'''
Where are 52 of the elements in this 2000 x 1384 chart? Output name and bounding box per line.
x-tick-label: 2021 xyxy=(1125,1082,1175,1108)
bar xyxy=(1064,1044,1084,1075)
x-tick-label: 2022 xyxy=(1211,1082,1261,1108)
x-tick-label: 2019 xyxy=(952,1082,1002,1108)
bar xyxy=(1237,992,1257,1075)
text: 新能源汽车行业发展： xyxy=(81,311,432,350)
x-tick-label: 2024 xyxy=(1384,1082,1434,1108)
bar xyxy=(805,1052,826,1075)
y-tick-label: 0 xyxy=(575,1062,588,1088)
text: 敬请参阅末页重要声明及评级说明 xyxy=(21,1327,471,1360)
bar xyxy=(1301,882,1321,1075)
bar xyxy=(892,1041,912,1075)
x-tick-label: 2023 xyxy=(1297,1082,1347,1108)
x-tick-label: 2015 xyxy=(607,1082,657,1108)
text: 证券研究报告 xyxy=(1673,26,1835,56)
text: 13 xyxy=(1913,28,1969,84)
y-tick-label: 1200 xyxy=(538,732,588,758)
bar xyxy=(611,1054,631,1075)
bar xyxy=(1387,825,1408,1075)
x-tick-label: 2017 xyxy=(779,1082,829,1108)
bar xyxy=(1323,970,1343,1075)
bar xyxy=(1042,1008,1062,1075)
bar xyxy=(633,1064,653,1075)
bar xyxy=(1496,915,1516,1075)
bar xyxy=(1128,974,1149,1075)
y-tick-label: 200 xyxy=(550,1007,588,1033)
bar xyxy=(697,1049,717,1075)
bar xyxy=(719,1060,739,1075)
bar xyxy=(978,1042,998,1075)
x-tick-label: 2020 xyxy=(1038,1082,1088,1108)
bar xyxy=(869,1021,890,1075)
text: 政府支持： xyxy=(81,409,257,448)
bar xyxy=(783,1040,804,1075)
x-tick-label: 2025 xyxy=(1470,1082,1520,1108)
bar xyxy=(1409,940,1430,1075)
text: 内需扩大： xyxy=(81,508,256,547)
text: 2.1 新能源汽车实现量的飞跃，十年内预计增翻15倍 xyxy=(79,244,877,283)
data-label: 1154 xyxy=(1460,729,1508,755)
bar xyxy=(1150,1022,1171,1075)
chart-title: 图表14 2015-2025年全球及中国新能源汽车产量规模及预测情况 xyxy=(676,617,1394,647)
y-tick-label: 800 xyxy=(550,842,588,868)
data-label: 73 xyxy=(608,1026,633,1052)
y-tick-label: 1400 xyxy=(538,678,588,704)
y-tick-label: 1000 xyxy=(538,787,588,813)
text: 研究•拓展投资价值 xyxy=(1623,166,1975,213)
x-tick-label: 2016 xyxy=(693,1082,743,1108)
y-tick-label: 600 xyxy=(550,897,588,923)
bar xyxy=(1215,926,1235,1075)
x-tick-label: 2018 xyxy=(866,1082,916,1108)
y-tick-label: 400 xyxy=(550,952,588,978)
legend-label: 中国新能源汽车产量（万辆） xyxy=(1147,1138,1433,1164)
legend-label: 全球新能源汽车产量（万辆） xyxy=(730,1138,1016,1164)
'''
Stated exercise ▸ Can you return each line of the items above verbatim, with nothing changed, added or left out?

Correct result ▸
Where are 52 of the elements in this 2000 x 1384 chart? Output name and bounding box per line.
x-tick-label: 2021 xyxy=(1125,1082,1175,1108)
bar xyxy=(1064,1044,1084,1075)
x-tick-label: 2022 xyxy=(1211,1082,1261,1108)
x-tick-label: 2019 xyxy=(952,1082,1002,1108)
bar xyxy=(1237,992,1257,1075)
text: 新能源汽车行业发展： xyxy=(81,311,432,350)
x-tick-label: 2024 xyxy=(1384,1082,1434,1108)
bar xyxy=(805,1052,826,1075)
y-tick-label: 0 xyxy=(575,1062,588,1088)
text: 敬请参阅末页重要声明及评级说明 xyxy=(21,1327,471,1360)
bar xyxy=(1301,882,1321,1075)
bar xyxy=(892,1041,912,1075)
x-tick-label: 2023 xyxy=(1297,1082,1347,1108)
x-tick-label: 2015 xyxy=(607,1082,657,1108)
text: 证券研究报告 xyxy=(1673,26,1835,56)
text: 13 xyxy=(1913,28,1969,84)
y-tick-label: 1200 xyxy=(538,732,588,758)
bar xyxy=(611,1054,631,1075)
bar xyxy=(1387,825,1408,1075)
x-tick-label: 2017 xyxy=(779,1082,829,1108)
bar xyxy=(1323,970,1343,1075)
bar xyxy=(1042,1008,1062,1075)
bar xyxy=(633,1064,653,1075)
bar xyxy=(1496,915,1516,1075)
bar xyxy=(1128,974,1149,1075)
y-tick-label: 200 xyxy=(550,1007,588,1033)
bar xyxy=(697,1049,717,1075)
bar xyxy=(719,1060,739,1075)
bar xyxy=(978,1042,998,1075)
x-tick-label: 2020 xyxy=(1038,1082,1088,1108)
bar xyxy=(869,1021,890,1075)
text: 政府支持： xyxy=(81,409,257,448)
bar xyxy=(783,1040,804,1075)
x-tick-label: 2025 xyxy=(1470,1082,1520,1108)
bar xyxy=(1409,940,1430,1075)
text: 内需扩大： xyxy=(81,508,256,547)
text: 2.1 新能源汽车实现量的飞跃，十年内预计增翻15倍 xyxy=(79,244,877,283)
data-label: 1154 xyxy=(1460,729,1508,755)
bar xyxy=(1150,1022,1171,1075)
chart-title: 图表14 2015-2025年全球及中国新能源汽车产量规模及预测情况 xyxy=(676,617,1394,647)
y-tick-label: 800 xyxy=(550,842,588,868)
data-label: 73 xyxy=(608,1026,633,1052)
y-tick-label: 1400 xyxy=(538,678,588,704)
y-tick-label: 1000 xyxy=(538,787,588,813)
text: 研究•拓展投资价值 xyxy=(1623,166,1975,213)
x-tick-label: 2016 xyxy=(693,1082,743,1108)
y-tick-label: 600 xyxy=(550,897,588,923)
bar xyxy=(1215,926,1235,1075)
x-tick-label: 2018 xyxy=(866,1082,916,1108)
y-tick-label: 400 xyxy=(550,952,588,978)
legend-label: 中国新能源汽车产量（万辆） xyxy=(1147,1138,1433,1164)
legend-label: 全球新能源汽车产量（万辆） xyxy=(730,1138,1016,1164)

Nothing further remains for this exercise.